**Source extract**

Nigel,

The advantage of using a cluster is that whenever you change something in
the UI, it will be changed on all nodes, and you also get a central view of
the metrics/stats across all nodes.  If you use standalone nodes you would
have to go to each node and make the same changes.

It sounds like you are probably doing automatic deployments of a flow that
you setup else where and aren't planning to ever modify the production
nodes so maybe the above is a non-issue for you.

The rolling deployment scenario depends on whether you are updating the
flow, or just code. For example, if you are just updating code then you
should be able to do a rolling deployment in a cluster, but if you are
updating the flow then I don't think it will work because the a node will
come up with the new flow and attempt to join the cluster, and the cluster
won't accept it because the flow is different.

Hope that helps.

**Data shown**
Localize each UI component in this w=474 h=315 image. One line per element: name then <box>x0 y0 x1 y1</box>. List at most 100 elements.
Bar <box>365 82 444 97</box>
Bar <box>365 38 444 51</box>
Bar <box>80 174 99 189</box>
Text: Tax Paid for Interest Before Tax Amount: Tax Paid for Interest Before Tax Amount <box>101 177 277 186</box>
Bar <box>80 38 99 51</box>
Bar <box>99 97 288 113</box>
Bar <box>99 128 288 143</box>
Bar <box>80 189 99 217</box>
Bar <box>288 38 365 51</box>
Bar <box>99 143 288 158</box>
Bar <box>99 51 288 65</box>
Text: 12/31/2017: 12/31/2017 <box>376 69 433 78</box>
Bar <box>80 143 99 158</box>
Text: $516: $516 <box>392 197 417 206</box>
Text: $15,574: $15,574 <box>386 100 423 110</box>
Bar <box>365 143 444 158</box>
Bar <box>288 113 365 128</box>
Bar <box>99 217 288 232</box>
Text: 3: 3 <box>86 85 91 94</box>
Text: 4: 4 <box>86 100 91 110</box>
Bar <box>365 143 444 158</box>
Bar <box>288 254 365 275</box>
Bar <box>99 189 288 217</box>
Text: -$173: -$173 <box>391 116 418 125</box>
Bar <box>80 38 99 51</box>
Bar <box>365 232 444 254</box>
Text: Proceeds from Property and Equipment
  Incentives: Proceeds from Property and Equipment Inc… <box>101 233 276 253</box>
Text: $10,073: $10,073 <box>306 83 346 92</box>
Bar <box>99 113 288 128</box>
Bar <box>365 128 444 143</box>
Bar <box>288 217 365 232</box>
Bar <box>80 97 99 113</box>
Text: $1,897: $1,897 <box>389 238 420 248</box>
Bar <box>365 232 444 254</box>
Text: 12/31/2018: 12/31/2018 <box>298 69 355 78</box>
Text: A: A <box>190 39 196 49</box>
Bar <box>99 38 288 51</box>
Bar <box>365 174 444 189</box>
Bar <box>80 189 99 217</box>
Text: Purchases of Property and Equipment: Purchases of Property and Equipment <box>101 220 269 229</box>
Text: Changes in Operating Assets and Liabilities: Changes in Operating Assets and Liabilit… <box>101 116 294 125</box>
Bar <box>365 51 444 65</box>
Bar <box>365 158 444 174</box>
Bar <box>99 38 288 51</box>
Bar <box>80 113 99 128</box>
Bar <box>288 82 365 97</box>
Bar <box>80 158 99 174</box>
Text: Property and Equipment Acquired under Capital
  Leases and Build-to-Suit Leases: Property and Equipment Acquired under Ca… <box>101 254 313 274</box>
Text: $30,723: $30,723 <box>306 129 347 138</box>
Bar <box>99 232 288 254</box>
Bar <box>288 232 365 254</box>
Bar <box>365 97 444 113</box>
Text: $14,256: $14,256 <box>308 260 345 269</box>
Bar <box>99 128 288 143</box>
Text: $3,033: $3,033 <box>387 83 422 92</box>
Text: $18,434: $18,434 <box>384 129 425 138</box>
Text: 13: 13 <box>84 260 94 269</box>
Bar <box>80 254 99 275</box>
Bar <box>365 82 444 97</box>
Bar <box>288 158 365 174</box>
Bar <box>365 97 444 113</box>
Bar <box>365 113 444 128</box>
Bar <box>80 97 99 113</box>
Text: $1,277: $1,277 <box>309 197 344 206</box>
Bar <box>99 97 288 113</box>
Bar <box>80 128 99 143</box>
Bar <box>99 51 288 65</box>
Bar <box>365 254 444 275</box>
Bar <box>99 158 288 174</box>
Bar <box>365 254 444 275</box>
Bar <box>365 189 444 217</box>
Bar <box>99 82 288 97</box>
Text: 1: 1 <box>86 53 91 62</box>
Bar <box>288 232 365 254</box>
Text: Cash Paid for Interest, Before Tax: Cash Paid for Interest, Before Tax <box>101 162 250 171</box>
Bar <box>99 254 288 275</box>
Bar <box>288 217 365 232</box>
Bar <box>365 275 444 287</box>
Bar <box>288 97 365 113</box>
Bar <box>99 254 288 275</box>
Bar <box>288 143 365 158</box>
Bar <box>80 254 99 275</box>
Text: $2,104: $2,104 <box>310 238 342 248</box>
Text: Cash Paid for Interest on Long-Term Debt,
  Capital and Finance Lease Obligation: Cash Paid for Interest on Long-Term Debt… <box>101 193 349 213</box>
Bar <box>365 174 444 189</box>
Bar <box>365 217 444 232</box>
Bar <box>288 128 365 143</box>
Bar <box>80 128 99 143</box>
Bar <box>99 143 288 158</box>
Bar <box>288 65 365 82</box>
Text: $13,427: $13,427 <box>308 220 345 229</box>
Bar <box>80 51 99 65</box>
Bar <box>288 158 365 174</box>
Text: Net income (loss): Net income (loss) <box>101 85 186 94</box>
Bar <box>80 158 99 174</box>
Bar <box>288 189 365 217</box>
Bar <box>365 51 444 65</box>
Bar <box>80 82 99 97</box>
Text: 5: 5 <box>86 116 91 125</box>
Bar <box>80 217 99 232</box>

**Stated task A**
In the message on clusters and standalone nodes, write out everything from "The rolling deployment" down to "Hope that helps.", swapping "cluster" for "group".
**Stated task B**
In order, list the events the message on clusters and standalone nodes says occur when the flow is updated during a rolling deployment in a cluster.
The listing is separate from the message on clusters and standalone nodes.

**Correct result A**
The rolling deployment scenario depends on whether you are updating the
flow, or just code. For example, if you are just updating code then you
should be able to do a rolling deployment in a group, but if you are
updating the flow then I don't think it will work because the a node will
come up with the new flow and attempt to join the group, and the group
won't accept it because the flow is different.

Hope that helps.

**Correct result B**
- A node comes up with the new flow.
- The node attempts to join the cluster.
- The cluster won't accept it because the flow is different.